• **Given task**: Leave out the pictures and restate the rest of the data exactly.
**** Record extracts ****
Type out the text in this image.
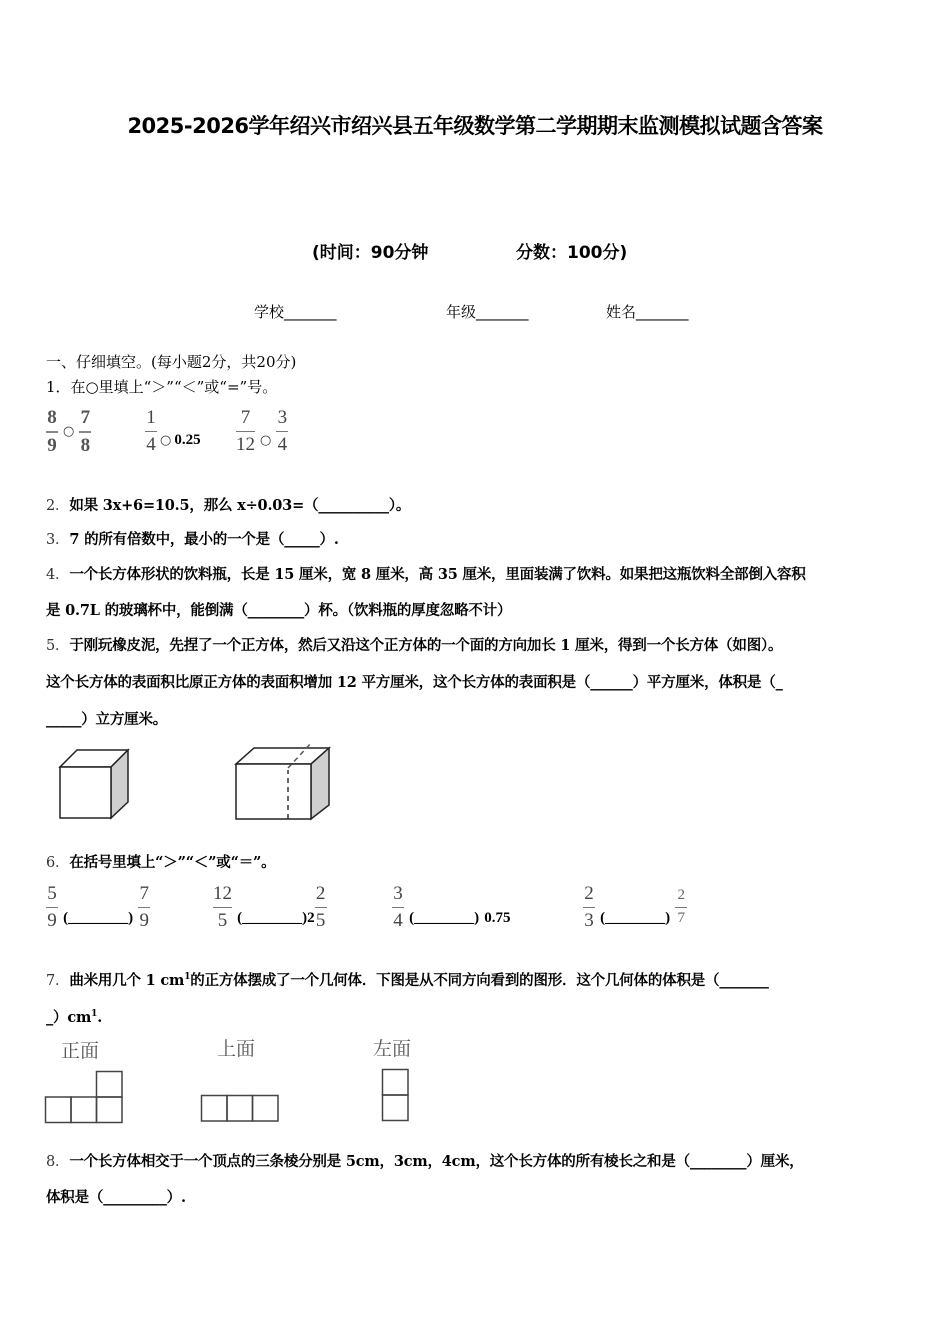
2025-2026学年绍兴市绍兴县五年级数学第二学期期末监测模拟试题含答案
(时间：90分钟	分数：100分)
学校_______	年级_______	姓名_______
一、仔细填空。(每小题2分，共20分)
1．在○里填上“＞”“＜”或“=”号。
$\frac{8}{9}$ ○ $\frac{7}{8}$	$\frac{1}{4} _○$ $0.25 \frac{7}{12} _○ \frac{3}{4}$
2．如果 3x+6=10.5，那么 x÷0.03=（__________）。
3．7 的所有倍数中，最小的一个是（_____）.
4．一个长方体形状的饮料瓶，长是 15 厘米，宽 8 厘米，高 35 厘米，里面装满了饮料。如果把这瓶饮料全部倒入容积
是 0.7L 的玻璃杯中，能倒满（________）杯。（饮料瓶的厚度忽略不计）
5．于刚玩橡皮泥，先捏了一个正方体，然后又沿这个正方体的一个面的方向加长 1 厘米，得到一个长方体（如图）。
这个长方体的表面积比原正方体的表面积增加 12 平方厘米，这个长方体的表面积是（______）平方厘米，体积是（_
_____）立方厘米。
6．在括号里填上“＞”“＜”或“＝”。
$\frac{5}{9}$ (________) $\frac{7}{9}$	$\frac{12}{5}$ (________)2 $\frac{2}{5}$	$\frac{3}{4}$ (________) 0.75	$\frac{2}{3}$ (________) $\frac{2}{7}$
7．曲米用几个 1 $cm^1$的正方体摆成了一个几何体．下图是从不同方向看到的图形．这个几何体的体积是（_______
$\_)cm^1$.
正面	上面	左面
8．一个长方体相交于一个顶点的三条棱分别是 5cm，3cm，4cm，这个长方体的所有棱长之和是（________）厘米，
体积是（_________）.
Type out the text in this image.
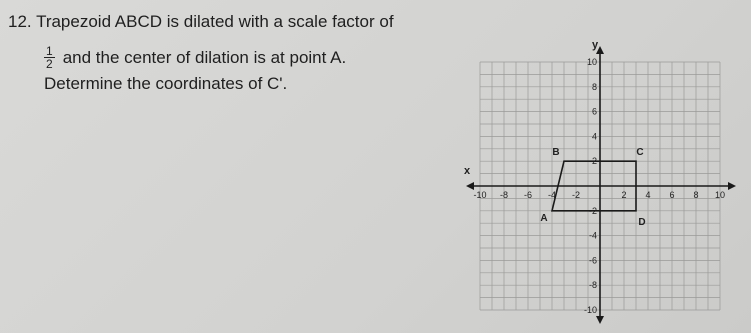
12. Trapezoid ABCD is dilated with a scale factor of
$\frac{1}{2}$ and the center of dilation is at point A.
Determine the coordinates of C'.
x
y
-10 -8 -6 -4 -2	2 4 6 8 10
10
8
6
4
2
-2
-4
-6
-8
-10
A
B	C
D
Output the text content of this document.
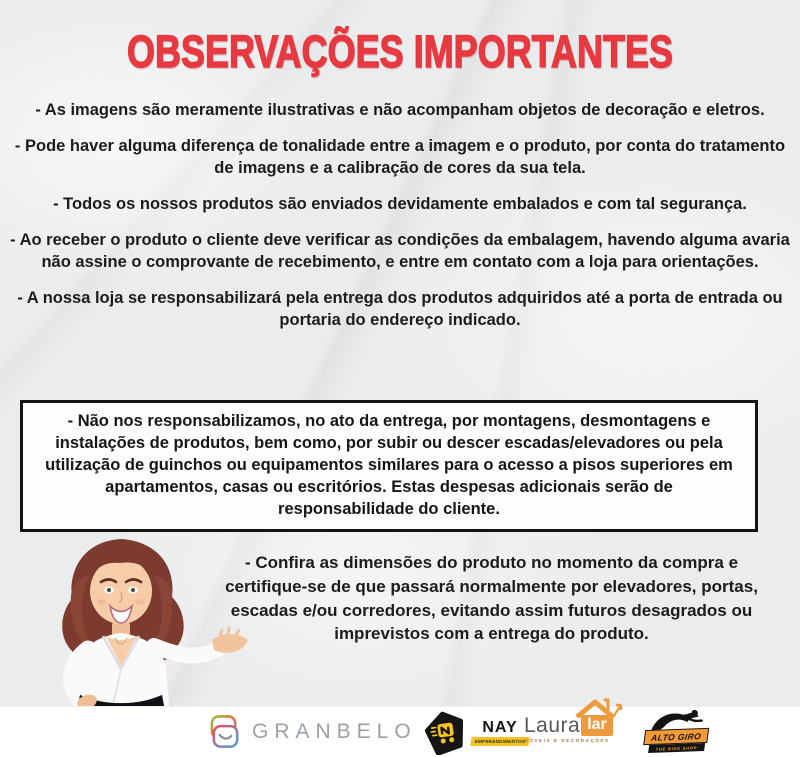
OBSERVAÇÕES IMPORTANTES

- As imagens são meramente ilustrativas e não acompanham objetos de decoração e eletros.

- Pode haver alguma diferença de tonalidade entre a imagem e o produto, por conta do tratamento de imagens e a calibração de cores da sua tela.

- Todos os nossos produtos são enviados devidamente embalados e com tal segurança.

- Ao receber o produto o cliente deve verificar as condições da embalagem, havendo alguma avaria não assine o comprovante de recebimento, e entre em contato com a loja para orientações.

- A nossa loja se responsabilizará pela entrega dos produtos adquiridos até a porta de entrada ou portaria do endereço indicado.

- Não nos responsabilizamos, no ato da entrega, por montagens, desmontagens e instalações de produtos, bem como, por subir ou descer escadas/elevadores ou pela utilização de guinchos ou equipamentos similares para o acesso a pisos superiores em apartamentos, casas ou escritórios. Estas despesas adicionais serão de responsabilidade do cliente.

- Confira as dimensões do produto no momento da compra e certifique-se de que passará normalmente por elevadores, portas, escadas e/ou corredores, evitando assim futuros desagrados ou imprevistos com a entrega do produto.

GRANBELO	NAY
EMPREENDIMENTOS
Laura lar
MÓVEIS E DECORAÇÕES	ALTO GIRO
THE BIKE SHOP
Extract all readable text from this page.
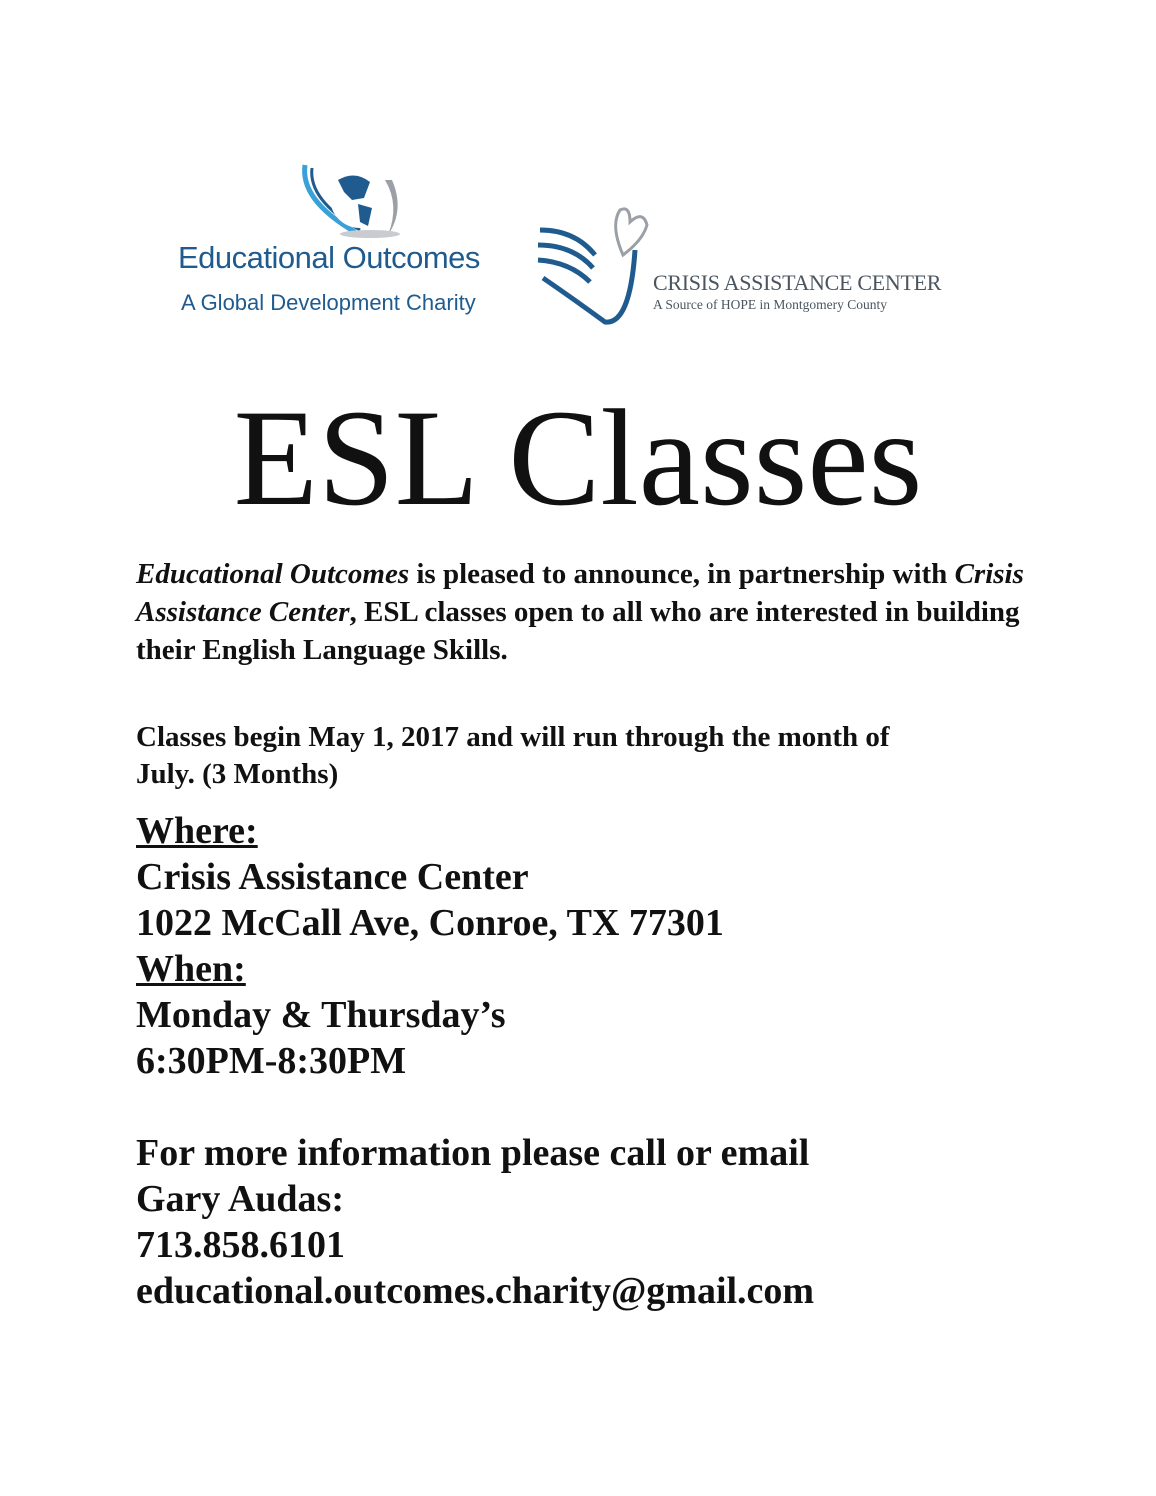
Educational Outcomes
A Global Development Charity
CRISIS ASSISTANCE CENTER
A Source of HOPE in Montgomery County
ESL Classes
Educational Outcomes is pleased to announce, in partnership with Crisis Assistance Center, ESL classes open to all who are interested in building their English Language Skills.
Classes begin May 1, 2017 and will run through the month of July. (3 Months)
Where:
Crisis Assistance Center
1022 McCall Ave, Conroe, TX 77301
When:
Monday & Thursday’s
6:30PM-8:30PM
For more information please call or email
Gary Audas:
713.858.6101
educational.outcomes.charity@gmail.com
****
• **Complete answer**:
Type out the text in this image.
2025-2026学年绍兴市绍兴县五年级数学第二学期期末监测模拟试题含答案
(时间：90分钟	分数：100分)
学校_______	年级_______	姓名_______
一、仔细填空。(每小题2分，共20分)
1．在○里填上“＞”“＜”或“=”号。
$\frac{8}{9}$ ○ $\frac{7}{8}$	$\frac{1}{4} _○$ $0.25 \frac{7}{12} _○ \frac{3}{4}$
2．如果 3x+6=10.5，那么 x÷0.03=（__________）。
3．7 的所有倍数中，最小的一个是（_____）.
4．一个长方体形状的饮料瓶，长是 15 厘米，宽 8 厘米，高 35 厘米，里面装满了饮料。如果把这瓶饮料全部倒入容积
是 0.7L 的玻璃杯中，能倒满（________）杯。（饮料瓶的厚度忽略不计）
5．于刚玩橡皮泥，先捏了一个正方体，然后又沿这个正方体的一个面的方向加长 1 厘米，得到一个长方体（如图）。
这个长方体的表面积比原正方体的表面积增加 12 平方厘米，这个长方体的表面积是（______）平方厘米，体积是（_
_____）立方厘米。
6．在括号里填上“＞”“＜”或“＝”。
$\frac{5}{9}$ (________) $\frac{7}{9}$	$\frac{12}{5}$ (________)2 $\frac{2}{5}$	$\frac{3}{4}$ (________) 0.75	$\frac{2}{3}$ (________) $\frac{2}{7}$
7．曲米用几个 1 $cm^1$的正方体摆成了一个几何体．下图是从不同方向看到的图形．这个几何体的体积是（_______
$\_)cm^1$.
正面	上面	左面
8．一个长方体相交于一个顶点的三条棱分别是 5cm，3cm，4cm，这个长方体的所有棱长之和是（________）厘米，
体积是（_________）.
Type out the text in this image.
12. Trapezoid ABCD is dilated with a scale factor of
$\frac{1}{2}$ and the center of dilation is at point A.
Determine the coordinates of C'.
x
y
-10 -8 -6 -4 -2	2 4 6 8 10
10
8
6
4
2
-2
-4
-6
-8
-10
A
B	C
D
Output the text content of this document.
OBSERVAÇÕES IMPORTANTES

- As imagens são meramente ilustrativas e não acompanham objetos de decoração e eletros.

- Pode haver alguma diferença de tonalidade entre a imagem e o produto, por conta do tratamento de imagens e a calibração de cores da sua tela.

- Todos os nossos produtos são enviados devidamente embalados e com tal segurança.

- Ao receber o produto o cliente deve verificar as condições da embalagem, havendo alguma avaria não assine o comprovante de recebimento, e entre em contato com a loja para orientações.

- A nossa loja se responsabilizará pela entrega dos produtos adquiridos até a porta de entrada ou portaria do endereço indicado.

- Não nos responsabilizamos, no ato da entrega, por montagens, desmontagens e instalações de produtos, bem como, por subir ou descer escadas/elevadores ou pela utilização de guinchos ou equipamentos similares para o acesso a pisos superiores em apartamentos, casas ou escritórios. Estas despesas adicionais serão de responsabilidade do cliente.

- Confira as dimensões do produto no momento da compra e certifique-se de que passará normalmente por elevadores, portas, escadas e/ou corredores, evitando assim futuros desagrados ou imprevistos com a entrega do produto.

GRANBELO	NAY
EMPREENDIMENTOS
Laura lar
MÓVEIS E DECORAÇÕES	ALTO GIRO
THE BIKE SHOP
Extract all readable text from this page.
Educational Outcomes
A Global Development Charity
CRISIS ASSISTANCE CENTER
A Source of HOPE in Montgomery County
ESL Classes
Educational Outcomes is pleased to announce, in partnership with Crisis Assistance Center, ESL classes open to all who are interested in building their English Language Skills.
Classes begin May 1, 2017 and will run through the month of July. (3 Months)
Where:
Crisis Assistance Center
1022 McCall Ave, Conroe, TX 77301
When:
Monday & Thursday’s
6:30PM-8:30PM
For more information please call or email
Gary Audas:
713.858.6101
educational.outcomes.charity@gmail.com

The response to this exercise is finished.